* WHAT TO WORK ON
Copy the records from the first line through the line that contains "theme-shirt-icon[interactable]: [838, 10, 858, 30]", swapping each "interactable" for "clickable" and changing nothing else.

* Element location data
>> Start

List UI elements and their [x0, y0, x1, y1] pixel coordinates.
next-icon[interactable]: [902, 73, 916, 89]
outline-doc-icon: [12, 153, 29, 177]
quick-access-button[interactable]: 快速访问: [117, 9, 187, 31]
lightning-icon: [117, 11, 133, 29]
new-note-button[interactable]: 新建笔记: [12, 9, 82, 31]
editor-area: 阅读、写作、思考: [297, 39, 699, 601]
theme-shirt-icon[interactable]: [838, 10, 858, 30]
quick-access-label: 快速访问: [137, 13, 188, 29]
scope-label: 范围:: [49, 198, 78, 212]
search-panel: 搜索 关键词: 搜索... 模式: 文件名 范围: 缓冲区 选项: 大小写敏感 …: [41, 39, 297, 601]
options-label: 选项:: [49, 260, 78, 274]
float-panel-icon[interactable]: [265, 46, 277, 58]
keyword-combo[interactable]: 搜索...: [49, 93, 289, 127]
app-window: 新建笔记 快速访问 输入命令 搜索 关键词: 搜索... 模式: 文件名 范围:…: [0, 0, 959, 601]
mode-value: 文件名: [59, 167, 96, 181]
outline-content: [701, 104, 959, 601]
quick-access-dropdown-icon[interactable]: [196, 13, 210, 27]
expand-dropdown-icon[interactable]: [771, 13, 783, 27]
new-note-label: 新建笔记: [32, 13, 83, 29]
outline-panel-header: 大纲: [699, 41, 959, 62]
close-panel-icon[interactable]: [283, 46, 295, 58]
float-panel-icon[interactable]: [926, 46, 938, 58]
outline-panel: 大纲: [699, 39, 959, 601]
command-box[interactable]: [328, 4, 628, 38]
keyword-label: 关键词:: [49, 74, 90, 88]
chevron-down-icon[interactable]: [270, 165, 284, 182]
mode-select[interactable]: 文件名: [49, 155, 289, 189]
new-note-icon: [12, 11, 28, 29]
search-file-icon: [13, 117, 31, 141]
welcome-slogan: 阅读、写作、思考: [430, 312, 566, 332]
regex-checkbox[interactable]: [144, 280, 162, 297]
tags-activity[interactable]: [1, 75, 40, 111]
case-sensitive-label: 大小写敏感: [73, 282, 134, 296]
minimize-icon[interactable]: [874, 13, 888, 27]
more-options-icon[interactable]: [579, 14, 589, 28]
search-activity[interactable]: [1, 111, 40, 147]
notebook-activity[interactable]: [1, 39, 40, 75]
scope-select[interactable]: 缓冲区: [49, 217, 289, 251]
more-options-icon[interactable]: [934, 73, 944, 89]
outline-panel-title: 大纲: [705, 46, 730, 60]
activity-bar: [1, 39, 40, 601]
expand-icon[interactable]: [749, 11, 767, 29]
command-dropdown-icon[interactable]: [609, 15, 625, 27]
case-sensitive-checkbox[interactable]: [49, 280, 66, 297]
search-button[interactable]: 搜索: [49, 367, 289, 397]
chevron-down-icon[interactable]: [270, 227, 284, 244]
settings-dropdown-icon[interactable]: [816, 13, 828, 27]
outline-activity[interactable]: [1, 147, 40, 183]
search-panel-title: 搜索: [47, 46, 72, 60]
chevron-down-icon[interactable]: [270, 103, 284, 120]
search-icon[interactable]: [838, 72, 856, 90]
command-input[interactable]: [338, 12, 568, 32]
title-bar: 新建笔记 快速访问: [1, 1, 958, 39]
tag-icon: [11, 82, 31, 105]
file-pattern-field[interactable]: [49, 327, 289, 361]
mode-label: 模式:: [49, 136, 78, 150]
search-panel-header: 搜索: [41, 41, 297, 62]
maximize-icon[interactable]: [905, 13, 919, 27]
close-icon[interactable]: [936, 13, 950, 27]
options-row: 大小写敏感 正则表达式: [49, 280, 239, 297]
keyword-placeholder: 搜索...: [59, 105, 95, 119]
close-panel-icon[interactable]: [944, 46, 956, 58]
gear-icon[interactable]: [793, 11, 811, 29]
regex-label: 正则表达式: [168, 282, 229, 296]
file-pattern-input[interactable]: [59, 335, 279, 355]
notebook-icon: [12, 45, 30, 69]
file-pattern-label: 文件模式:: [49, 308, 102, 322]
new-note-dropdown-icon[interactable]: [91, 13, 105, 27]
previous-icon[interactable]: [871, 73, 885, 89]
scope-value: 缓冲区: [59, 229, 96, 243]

>> End

* RESULT
List UI elements and their [x0, y0, x1, y1] pixel coordinates.
next-icon[clickable]: [902, 73, 916, 89]
outline-doc-icon: [12, 153, 29, 177]
quick-access-button[clickable]: 快速访问: [117, 9, 187, 31]
lightning-icon: [117, 11, 133, 29]
new-note-button[clickable]: 新建笔记: [12, 9, 82, 31]
editor-area: 阅读、写作、思考: [297, 39, 699, 601]
theme-shirt-icon[clickable]: [838, 10, 858, 30]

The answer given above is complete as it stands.